WHAT TO PRODUCE — Reproduce every line of the records below verbatim, in their original order and with nothing altered.
====== DATA LINES
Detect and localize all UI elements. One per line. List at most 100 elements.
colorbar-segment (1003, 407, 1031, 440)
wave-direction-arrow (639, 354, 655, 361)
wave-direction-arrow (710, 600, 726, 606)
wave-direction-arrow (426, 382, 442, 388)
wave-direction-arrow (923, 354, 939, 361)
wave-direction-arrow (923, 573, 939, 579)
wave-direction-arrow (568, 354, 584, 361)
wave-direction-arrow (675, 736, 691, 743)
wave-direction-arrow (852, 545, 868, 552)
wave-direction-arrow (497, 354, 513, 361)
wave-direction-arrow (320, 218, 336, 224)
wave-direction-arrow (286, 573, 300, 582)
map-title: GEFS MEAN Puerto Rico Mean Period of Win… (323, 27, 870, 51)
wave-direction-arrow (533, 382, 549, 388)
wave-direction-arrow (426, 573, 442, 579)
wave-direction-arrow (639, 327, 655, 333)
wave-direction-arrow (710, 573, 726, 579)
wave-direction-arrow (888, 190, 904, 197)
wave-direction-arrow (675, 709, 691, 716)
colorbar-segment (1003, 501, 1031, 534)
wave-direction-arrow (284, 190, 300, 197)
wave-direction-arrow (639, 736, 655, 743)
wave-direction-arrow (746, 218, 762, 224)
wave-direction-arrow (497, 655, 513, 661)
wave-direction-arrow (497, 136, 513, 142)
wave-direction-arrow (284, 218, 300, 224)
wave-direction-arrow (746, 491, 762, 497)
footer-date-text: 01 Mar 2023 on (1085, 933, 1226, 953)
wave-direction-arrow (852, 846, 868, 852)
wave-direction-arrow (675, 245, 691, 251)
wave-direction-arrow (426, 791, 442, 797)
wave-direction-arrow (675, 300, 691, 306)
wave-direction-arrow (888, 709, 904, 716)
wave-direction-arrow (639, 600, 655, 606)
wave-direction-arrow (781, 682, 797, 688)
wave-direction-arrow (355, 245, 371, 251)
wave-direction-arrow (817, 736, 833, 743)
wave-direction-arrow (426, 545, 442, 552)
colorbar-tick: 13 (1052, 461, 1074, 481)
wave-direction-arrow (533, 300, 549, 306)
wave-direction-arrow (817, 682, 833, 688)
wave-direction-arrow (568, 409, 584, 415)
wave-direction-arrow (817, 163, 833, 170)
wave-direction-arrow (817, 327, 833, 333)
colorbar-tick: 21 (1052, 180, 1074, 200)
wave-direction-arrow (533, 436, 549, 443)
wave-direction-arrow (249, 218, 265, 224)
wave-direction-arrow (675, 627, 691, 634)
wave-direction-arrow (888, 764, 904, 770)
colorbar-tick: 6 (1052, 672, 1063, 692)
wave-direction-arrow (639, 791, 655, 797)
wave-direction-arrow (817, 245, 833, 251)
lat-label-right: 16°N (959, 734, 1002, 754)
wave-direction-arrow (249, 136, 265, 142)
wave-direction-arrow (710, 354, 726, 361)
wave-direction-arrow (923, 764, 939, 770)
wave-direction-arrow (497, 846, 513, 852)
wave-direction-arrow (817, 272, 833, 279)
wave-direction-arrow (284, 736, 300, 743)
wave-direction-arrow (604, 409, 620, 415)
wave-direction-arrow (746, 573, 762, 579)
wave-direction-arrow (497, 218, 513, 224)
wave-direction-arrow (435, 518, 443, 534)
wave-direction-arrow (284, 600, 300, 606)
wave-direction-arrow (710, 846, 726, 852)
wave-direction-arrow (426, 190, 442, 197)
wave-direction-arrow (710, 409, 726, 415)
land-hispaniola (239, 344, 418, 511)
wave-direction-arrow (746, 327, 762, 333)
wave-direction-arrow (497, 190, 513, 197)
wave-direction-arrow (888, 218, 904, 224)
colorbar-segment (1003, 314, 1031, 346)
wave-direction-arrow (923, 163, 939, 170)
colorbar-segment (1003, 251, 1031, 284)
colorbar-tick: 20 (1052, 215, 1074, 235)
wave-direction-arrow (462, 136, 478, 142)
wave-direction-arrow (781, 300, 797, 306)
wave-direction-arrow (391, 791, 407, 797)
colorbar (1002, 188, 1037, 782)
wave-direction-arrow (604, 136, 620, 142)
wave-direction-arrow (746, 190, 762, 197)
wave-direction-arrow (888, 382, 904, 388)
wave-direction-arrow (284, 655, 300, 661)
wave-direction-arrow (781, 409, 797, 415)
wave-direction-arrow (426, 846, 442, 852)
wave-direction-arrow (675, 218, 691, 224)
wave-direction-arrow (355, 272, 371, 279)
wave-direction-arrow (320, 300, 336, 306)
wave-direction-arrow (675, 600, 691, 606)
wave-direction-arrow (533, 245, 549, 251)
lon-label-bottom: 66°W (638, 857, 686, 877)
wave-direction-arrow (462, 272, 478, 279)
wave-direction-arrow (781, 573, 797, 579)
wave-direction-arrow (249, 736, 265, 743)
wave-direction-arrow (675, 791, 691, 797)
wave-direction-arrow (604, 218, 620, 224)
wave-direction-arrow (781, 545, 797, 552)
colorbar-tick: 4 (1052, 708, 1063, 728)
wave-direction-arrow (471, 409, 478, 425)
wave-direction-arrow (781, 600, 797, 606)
============
RESPONSE TO THE TASK —
Detect and localize all UI elements. One per line. List at most 100 elements.
colorbar-segment (1003, 407, 1031, 440)
wave-direction-arrow (639, 354, 655, 361)
wave-direction-arrow (710, 600, 726, 606)
wave-direction-arrow (426, 382, 442, 388)
wave-direction-arrow (923, 354, 939, 361)
wave-direction-arrow (923, 573, 939, 579)
wave-direction-arrow (568, 354, 584, 361)
wave-direction-arrow (675, 736, 691, 743)
wave-direction-arrow (852, 545, 868, 552)
wave-direction-arrow (497, 354, 513, 361)
wave-direction-arrow (320, 218, 336, 224)
wave-direction-arrow (286, 573, 300, 582)
map-title: GEFS MEAN Puerto Rico Mean Period of Win… (323, 27, 870, 51)
wave-direction-arrow (533, 382, 549, 388)
wave-direction-arrow (426, 573, 442, 579)
wave-direction-arrow (639, 327, 655, 333)
wave-direction-arrow (710, 573, 726, 579)
wave-direction-arrow (888, 190, 904, 197)
wave-direction-arrow (675, 709, 691, 716)
colorbar-segment (1003, 501, 1031, 534)
wave-direction-arrow (284, 190, 300, 197)
wave-direction-arrow (639, 736, 655, 743)
wave-direction-arrow (746, 218, 762, 224)
wave-direction-arrow (497, 655, 513, 661)
wave-direction-arrow (497, 136, 513, 142)
wave-direction-arrow (284, 218, 300, 224)
wave-direction-arrow (746, 491, 762, 497)
footer-date-text: 01 Mar 2023 on (1085, 933, 1226, 953)
wave-direction-arrow (852, 846, 868, 852)
wave-direction-arrow (675, 245, 691, 251)
wave-direction-arrow (426, 791, 442, 797)
wave-direction-arrow (675, 300, 691, 306)
wave-direction-arrow (888, 709, 904, 716)
wave-direction-arrow (639, 600, 655, 606)
wave-direction-arrow (781, 682, 797, 688)
wave-direction-arrow (355, 245, 371, 251)
wave-direction-arrow (817, 736, 833, 743)
wave-direction-arrow (426, 545, 442, 552)
colorbar-tick: 13 (1052, 461, 1074, 481)
wave-direction-arrow (533, 300, 549, 306)
wave-direction-arrow (817, 682, 833, 688)
wave-direction-arrow (568, 409, 584, 415)
wave-direction-arrow (817, 163, 833, 170)
wave-direction-arrow (817, 327, 833, 333)
colorbar-tick: 21 (1052, 180, 1074, 200)
wave-direction-arrow (533, 436, 549, 443)
wave-direction-arrow (249, 218, 265, 224)
wave-direction-arrow (675, 627, 691, 634)
wave-direction-arrow (888, 764, 904, 770)
colorbar-tick: 6 (1052, 672, 1063, 692)
wave-direction-arrow (639, 791, 655, 797)
wave-direction-arrow (817, 245, 833, 251)
lat-label-right: 16°N (959, 734, 1002, 754)
wave-direction-arrow (249, 136, 265, 142)
wave-direction-arrow (710, 354, 726, 361)
wave-direction-arrow (923, 764, 939, 770)
wave-direction-arrow (497, 846, 513, 852)
wave-direction-arrow (817, 272, 833, 279)
wave-direction-arrow (284, 736, 300, 743)
wave-direction-arrow (604, 409, 620, 415)
wave-direction-arrow (746, 573, 762, 579)
wave-direction-arrow (497, 218, 513, 224)
wave-direction-arrow (435, 518, 443, 534)
wave-direction-arrow (284, 600, 300, 606)
wave-direction-arrow (710, 846, 726, 852)
wave-direction-arrow (426, 190, 442, 197)
wave-direction-arrow (710, 409, 726, 415)
land-hispaniola (239, 344, 418, 511)
wave-direction-arrow (746, 327, 762, 333)
wave-direction-arrow (497, 190, 513, 197)
wave-direction-arrow (888, 218, 904, 224)
colorbar-segment (1003, 314, 1031, 346)
wave-direction-arrow (923, 163, 939, 170)
colorbar-segment (1003, 251, 1031, 284)
colorbar-tick: 20 (1052, 215, 1074, 235)
wave-direction-arrow (462, 136, 478, 142)
wave-direction-arrow (781, 300, 797, 306)
wave-direction-arrow (391, 791, 407, 797)
colorbar (1002, 188, 1037, 782)
wave-direction-arrow (604, 136, 620, 142)
wave-direction-arrow (746, 190, 762, 197)
wave-direction-arrow (888, 382, 904, 388)
wave-direction-arrow (284, 655, 300, 661)
wave-direction-arrow (781, 409, 797, 415)
wave-direction-arrow (426, 846, 442, 852)
wave-direction-arrow (675, 218, 691, 224)
wave-direction-arrow (355, 272, 371, 279)
wave-direction-arrow (320, 300, 336, 306)
wave-direction-arrow (675, 600, 691, 606)
wave-direction-arrow (533, 245, 549, 251)
lon-label-bottom: 66°W (638, 857, 686, 877)
wave-direction-arrow (462, 272, 478, 279)
wave-direction-arrow (781, 573, 797, 579)
wave-direction-arrow (249, 736, 265, 743)
wave-direction-arrow (675, 791, 691, 797)
wave-direction-arrow (604, 218, 620, 224)
wave-direction-arrow (781, 545, 797, 552)
colorbar-tick: 4 (1052, 708, 1063, 728)
wave-direction-arrow (471, 409, 478, 425)
wave-direction-arrow (781, 600, 797, 606)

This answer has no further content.